**Listed records:**

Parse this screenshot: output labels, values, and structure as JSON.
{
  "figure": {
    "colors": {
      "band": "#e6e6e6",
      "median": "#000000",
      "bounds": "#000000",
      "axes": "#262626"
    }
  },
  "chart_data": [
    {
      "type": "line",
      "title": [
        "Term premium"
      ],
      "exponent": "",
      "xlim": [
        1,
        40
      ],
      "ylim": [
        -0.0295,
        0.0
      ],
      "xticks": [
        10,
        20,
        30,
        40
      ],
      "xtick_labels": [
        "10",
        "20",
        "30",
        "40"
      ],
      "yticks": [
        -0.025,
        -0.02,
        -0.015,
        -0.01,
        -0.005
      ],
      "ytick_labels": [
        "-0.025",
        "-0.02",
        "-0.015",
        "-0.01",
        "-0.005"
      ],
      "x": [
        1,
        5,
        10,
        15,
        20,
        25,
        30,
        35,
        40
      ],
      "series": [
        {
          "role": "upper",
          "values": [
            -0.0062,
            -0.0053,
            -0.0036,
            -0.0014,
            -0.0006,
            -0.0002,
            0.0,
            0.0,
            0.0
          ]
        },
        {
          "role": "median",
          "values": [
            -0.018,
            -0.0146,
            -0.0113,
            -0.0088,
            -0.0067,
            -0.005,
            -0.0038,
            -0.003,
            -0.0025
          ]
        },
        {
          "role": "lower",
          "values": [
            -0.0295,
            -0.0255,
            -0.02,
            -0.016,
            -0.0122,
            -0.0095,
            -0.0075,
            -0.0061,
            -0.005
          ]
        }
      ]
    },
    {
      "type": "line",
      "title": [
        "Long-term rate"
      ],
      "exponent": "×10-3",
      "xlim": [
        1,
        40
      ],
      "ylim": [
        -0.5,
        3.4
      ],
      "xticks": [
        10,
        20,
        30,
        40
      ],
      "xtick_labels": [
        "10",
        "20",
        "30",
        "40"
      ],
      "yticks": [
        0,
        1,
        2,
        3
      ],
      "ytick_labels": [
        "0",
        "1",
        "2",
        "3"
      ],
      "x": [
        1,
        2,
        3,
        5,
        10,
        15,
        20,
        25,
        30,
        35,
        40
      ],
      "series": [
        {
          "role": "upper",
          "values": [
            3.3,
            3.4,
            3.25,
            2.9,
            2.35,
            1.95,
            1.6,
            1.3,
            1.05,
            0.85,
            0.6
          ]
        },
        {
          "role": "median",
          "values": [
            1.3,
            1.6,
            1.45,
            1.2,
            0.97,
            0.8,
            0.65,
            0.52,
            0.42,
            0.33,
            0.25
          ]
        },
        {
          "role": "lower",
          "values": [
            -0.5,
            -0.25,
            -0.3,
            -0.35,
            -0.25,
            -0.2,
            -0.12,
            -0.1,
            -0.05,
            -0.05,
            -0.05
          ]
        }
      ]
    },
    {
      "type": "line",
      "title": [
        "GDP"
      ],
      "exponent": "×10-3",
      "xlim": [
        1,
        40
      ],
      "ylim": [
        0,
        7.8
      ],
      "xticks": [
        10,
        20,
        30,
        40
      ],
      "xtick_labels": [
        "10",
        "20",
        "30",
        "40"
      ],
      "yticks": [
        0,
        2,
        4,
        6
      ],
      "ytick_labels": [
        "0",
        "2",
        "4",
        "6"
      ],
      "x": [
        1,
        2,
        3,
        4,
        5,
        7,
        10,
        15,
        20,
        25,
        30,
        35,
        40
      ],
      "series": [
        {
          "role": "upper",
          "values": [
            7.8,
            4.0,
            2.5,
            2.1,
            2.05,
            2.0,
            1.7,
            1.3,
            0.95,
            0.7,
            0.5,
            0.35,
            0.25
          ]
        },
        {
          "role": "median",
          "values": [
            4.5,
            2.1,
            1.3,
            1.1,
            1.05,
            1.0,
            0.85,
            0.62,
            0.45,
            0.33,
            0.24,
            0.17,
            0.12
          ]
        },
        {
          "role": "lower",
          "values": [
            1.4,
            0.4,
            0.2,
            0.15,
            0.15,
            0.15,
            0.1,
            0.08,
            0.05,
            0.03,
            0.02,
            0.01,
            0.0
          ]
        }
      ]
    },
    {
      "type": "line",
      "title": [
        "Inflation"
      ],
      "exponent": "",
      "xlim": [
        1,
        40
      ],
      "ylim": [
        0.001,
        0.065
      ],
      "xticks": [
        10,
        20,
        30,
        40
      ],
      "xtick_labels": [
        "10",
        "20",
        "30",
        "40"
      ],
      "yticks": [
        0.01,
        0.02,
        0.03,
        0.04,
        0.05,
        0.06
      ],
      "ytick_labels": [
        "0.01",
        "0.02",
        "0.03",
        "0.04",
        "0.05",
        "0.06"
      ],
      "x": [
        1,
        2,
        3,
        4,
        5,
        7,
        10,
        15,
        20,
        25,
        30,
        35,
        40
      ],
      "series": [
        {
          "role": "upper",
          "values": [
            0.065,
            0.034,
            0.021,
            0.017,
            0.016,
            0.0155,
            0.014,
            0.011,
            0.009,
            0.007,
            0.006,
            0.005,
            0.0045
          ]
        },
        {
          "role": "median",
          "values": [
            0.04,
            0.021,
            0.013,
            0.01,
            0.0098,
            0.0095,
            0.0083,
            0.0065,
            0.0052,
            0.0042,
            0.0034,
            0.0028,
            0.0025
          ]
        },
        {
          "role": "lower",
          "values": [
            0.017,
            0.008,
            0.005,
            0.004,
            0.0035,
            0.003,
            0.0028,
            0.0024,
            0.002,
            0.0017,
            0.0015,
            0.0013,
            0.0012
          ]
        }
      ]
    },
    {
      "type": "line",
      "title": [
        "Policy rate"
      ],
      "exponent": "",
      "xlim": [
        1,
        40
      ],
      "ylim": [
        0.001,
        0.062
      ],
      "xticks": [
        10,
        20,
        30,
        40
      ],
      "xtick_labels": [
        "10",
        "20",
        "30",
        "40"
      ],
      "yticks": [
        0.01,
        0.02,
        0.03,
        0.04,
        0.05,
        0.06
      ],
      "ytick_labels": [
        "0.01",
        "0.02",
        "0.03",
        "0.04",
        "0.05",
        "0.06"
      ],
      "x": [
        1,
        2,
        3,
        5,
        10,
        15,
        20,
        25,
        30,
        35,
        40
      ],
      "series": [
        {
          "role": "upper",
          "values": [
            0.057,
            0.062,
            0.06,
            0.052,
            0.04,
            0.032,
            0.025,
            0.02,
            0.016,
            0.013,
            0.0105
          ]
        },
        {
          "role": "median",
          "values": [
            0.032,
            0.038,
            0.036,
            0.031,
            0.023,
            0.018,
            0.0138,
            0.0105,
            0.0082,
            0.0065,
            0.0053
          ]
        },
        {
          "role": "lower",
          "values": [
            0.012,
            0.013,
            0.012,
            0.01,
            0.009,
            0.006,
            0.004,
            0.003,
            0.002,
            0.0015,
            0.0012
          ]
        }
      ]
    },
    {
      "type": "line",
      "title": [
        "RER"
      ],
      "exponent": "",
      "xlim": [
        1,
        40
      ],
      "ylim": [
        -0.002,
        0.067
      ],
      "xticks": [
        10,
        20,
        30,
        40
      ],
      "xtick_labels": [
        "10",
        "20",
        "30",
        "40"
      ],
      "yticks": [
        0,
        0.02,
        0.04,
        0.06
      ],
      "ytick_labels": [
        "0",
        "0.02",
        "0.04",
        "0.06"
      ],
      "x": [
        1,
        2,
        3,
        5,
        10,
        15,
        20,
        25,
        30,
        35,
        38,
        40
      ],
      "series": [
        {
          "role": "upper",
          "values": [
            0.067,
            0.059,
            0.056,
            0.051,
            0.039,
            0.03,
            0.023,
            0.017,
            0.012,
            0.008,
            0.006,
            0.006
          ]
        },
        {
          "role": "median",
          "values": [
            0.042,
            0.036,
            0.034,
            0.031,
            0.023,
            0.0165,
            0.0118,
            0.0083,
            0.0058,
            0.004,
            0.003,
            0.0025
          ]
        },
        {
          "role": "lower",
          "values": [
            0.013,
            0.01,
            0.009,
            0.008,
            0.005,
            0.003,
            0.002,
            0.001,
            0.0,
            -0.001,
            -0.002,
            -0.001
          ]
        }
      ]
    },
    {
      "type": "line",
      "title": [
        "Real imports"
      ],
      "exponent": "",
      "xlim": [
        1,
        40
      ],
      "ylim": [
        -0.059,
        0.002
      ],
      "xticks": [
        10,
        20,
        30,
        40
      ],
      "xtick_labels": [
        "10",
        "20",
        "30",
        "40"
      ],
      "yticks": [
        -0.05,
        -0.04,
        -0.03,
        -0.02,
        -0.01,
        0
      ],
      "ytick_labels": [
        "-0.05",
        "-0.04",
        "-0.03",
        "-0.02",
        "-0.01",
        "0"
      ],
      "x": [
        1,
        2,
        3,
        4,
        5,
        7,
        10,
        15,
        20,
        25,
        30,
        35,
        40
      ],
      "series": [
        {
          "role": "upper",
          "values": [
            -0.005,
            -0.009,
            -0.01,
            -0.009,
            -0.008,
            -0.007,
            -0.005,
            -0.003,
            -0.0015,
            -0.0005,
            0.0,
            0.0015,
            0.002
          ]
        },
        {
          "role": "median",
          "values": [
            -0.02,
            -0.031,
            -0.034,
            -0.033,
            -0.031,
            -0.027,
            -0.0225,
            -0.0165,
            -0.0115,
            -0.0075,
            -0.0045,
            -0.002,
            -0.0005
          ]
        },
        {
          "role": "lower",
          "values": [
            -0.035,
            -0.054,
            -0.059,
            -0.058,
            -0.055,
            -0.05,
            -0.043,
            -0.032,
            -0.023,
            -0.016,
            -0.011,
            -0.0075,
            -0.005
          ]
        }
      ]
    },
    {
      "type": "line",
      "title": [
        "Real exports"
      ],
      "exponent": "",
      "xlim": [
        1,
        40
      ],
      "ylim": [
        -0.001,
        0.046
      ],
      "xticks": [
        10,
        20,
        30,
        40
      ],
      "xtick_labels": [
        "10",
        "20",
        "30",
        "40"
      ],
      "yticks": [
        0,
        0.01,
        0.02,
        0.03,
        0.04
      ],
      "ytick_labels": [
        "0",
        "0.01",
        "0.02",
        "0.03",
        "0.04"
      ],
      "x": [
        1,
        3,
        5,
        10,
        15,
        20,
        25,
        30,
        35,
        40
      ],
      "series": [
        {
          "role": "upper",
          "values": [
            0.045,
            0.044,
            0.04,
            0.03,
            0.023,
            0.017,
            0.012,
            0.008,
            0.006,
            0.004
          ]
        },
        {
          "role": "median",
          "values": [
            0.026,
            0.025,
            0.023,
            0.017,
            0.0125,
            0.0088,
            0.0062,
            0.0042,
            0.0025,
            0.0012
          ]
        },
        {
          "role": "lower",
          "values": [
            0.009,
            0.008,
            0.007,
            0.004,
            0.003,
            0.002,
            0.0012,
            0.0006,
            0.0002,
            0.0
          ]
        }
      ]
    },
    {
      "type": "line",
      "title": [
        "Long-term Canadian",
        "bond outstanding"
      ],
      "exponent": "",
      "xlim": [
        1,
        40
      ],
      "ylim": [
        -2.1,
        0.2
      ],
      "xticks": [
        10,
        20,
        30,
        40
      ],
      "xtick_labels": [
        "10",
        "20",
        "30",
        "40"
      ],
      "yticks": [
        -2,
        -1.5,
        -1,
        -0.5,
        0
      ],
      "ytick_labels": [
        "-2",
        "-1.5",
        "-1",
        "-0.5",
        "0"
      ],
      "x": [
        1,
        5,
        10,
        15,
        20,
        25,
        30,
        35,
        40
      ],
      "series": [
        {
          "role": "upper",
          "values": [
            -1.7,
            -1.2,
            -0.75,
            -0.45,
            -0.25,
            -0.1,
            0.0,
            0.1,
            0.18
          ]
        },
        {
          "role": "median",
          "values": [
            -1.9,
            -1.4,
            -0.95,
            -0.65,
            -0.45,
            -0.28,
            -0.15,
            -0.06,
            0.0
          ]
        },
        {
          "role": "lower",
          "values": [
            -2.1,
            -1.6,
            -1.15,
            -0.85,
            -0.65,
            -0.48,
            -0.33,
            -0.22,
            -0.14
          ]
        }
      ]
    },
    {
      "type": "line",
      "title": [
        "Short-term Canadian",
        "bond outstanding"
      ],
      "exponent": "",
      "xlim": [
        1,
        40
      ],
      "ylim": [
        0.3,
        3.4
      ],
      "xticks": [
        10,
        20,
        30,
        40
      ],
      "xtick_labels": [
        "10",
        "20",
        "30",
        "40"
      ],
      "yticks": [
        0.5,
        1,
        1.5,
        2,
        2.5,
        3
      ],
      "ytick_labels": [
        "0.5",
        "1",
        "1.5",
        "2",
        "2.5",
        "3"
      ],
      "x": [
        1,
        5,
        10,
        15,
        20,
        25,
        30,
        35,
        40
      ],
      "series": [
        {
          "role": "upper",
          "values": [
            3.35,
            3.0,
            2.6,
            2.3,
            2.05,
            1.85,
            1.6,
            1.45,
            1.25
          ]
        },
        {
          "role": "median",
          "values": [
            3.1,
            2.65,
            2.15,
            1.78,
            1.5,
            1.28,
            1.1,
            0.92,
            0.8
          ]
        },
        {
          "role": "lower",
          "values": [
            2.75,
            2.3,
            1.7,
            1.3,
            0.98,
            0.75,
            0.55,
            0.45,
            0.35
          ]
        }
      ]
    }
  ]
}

**Task brief:**
Copy all lines from the material that contain "Canadian".

**Task output:**
        "Long-term Canadian",
        "Short-term Canadian",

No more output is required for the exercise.